YOUR INSTRUCTIONS —
Lines that hold the word "铅标准贮存溶液" should be located and copied.

━━━━

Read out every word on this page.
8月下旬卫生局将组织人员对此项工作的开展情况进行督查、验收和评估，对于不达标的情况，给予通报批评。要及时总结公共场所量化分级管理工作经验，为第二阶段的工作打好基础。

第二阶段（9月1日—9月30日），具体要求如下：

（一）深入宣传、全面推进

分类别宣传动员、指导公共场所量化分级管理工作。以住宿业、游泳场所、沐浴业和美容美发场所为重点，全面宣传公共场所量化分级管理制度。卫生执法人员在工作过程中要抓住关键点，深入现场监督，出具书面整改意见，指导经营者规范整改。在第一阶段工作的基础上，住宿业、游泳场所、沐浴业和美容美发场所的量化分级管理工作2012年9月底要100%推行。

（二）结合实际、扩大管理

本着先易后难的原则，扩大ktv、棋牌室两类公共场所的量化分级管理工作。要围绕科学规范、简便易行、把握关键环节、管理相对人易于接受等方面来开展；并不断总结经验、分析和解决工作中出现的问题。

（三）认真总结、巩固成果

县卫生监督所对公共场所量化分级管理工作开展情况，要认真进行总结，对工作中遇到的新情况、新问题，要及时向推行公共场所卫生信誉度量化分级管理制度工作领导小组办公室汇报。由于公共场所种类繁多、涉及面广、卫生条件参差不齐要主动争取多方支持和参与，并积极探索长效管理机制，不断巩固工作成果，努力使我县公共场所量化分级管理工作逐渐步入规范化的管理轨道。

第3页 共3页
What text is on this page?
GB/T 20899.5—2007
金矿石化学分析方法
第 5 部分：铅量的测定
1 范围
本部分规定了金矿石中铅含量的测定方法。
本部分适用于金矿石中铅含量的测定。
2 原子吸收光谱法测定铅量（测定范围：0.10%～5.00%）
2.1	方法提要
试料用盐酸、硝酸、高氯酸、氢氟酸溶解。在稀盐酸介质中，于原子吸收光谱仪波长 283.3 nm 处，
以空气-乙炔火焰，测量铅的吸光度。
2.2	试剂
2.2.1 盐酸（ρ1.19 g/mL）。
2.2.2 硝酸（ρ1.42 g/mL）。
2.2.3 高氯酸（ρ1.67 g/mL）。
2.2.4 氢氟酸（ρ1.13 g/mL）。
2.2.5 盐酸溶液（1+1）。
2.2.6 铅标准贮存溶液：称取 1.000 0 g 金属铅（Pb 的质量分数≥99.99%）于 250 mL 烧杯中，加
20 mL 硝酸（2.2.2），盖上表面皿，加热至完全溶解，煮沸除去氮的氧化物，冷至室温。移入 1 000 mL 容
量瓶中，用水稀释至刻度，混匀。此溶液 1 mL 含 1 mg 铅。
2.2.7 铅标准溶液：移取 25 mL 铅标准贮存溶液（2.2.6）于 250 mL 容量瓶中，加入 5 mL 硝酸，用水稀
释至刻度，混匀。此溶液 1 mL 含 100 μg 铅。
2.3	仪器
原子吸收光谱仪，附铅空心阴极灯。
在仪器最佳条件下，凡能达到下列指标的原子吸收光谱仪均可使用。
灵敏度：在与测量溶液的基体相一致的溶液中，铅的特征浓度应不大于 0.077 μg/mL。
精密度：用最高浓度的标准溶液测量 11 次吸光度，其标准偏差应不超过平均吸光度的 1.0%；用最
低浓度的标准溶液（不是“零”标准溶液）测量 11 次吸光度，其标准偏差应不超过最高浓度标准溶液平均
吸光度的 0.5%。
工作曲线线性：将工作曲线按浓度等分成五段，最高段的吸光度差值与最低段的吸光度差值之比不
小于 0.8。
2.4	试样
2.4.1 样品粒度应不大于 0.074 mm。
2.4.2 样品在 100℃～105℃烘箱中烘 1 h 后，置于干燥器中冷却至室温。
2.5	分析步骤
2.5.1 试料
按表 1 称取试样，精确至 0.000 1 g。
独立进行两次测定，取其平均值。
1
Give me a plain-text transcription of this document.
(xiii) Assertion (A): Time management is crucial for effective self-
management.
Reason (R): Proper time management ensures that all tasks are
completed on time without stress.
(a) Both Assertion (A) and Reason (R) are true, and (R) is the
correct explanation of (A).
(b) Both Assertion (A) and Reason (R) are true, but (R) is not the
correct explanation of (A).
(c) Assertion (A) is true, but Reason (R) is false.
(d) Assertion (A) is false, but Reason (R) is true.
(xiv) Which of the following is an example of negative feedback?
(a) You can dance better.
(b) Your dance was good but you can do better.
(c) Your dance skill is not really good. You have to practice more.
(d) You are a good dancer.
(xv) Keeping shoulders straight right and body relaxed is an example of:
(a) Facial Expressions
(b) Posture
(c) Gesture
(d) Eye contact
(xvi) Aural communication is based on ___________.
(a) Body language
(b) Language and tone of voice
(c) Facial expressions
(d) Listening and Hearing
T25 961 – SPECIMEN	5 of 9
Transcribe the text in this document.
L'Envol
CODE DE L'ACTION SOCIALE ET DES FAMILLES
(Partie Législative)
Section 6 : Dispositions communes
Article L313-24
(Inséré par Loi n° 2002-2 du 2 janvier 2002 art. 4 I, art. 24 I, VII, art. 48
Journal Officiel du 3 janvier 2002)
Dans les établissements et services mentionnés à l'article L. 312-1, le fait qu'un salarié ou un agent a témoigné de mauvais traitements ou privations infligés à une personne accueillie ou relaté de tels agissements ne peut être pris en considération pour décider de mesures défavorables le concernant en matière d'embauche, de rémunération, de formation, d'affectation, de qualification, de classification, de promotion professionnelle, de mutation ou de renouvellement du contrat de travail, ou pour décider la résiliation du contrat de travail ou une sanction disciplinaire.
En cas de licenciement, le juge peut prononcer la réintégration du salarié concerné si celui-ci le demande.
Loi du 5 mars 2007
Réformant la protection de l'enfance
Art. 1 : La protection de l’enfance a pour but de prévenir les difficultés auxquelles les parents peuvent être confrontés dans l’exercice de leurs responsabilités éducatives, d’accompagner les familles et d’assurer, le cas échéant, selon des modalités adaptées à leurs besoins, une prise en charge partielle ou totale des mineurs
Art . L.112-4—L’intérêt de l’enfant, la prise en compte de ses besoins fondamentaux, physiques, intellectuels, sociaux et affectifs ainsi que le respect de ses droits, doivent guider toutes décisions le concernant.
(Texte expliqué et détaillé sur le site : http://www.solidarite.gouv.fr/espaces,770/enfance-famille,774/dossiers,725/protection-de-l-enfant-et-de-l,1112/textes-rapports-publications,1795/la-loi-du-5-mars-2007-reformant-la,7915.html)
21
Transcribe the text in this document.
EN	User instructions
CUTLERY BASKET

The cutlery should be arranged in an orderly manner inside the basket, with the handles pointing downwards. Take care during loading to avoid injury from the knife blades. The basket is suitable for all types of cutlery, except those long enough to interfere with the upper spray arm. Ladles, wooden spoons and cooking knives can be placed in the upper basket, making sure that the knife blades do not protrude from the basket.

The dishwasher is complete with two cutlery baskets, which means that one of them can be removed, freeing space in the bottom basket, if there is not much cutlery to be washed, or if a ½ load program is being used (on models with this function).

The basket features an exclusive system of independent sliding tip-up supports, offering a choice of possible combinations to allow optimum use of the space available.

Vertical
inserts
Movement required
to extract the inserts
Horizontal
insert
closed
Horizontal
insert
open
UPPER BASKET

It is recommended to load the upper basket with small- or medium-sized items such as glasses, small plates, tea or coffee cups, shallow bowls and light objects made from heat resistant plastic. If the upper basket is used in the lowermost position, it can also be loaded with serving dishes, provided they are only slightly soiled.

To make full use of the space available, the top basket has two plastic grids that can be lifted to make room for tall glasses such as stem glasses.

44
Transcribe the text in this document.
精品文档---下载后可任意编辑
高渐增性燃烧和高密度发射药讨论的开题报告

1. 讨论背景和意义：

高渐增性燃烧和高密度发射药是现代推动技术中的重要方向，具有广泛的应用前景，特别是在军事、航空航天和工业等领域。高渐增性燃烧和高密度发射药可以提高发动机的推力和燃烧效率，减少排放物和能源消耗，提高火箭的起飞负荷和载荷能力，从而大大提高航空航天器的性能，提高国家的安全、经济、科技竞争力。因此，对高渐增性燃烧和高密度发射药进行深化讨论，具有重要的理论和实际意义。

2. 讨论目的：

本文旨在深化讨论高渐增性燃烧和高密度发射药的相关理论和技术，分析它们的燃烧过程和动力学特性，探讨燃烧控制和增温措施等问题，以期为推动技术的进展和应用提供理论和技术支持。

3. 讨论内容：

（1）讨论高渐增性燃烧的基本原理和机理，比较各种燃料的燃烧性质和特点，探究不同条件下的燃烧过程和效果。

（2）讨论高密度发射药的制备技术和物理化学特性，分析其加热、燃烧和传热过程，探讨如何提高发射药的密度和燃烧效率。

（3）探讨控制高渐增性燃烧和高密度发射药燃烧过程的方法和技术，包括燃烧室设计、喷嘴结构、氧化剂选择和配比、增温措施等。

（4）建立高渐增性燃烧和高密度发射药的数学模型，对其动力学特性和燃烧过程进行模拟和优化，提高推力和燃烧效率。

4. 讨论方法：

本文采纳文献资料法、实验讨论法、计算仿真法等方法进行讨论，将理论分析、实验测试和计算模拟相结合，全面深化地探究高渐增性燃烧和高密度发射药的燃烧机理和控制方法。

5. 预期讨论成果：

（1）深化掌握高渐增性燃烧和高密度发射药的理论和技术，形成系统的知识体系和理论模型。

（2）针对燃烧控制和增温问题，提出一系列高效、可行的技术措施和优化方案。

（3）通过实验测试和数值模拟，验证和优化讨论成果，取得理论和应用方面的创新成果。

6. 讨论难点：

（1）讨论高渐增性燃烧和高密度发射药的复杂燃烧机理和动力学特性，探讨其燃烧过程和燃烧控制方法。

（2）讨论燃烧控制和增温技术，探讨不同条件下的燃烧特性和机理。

━━━━

TASK ANSWER —
2.2.6 铅标准贮存溶液：称取 1.000 0 g 金属铅（Pb 的质量分数≥99.99%）于 250 mL 烧杯中，加
2.2.7 铅标准溶液：移取 25 mL 铅标准贮存溶液（2.2.6）于 250 mL 容量瓶中，加入 5 mL 硝酸，用水稀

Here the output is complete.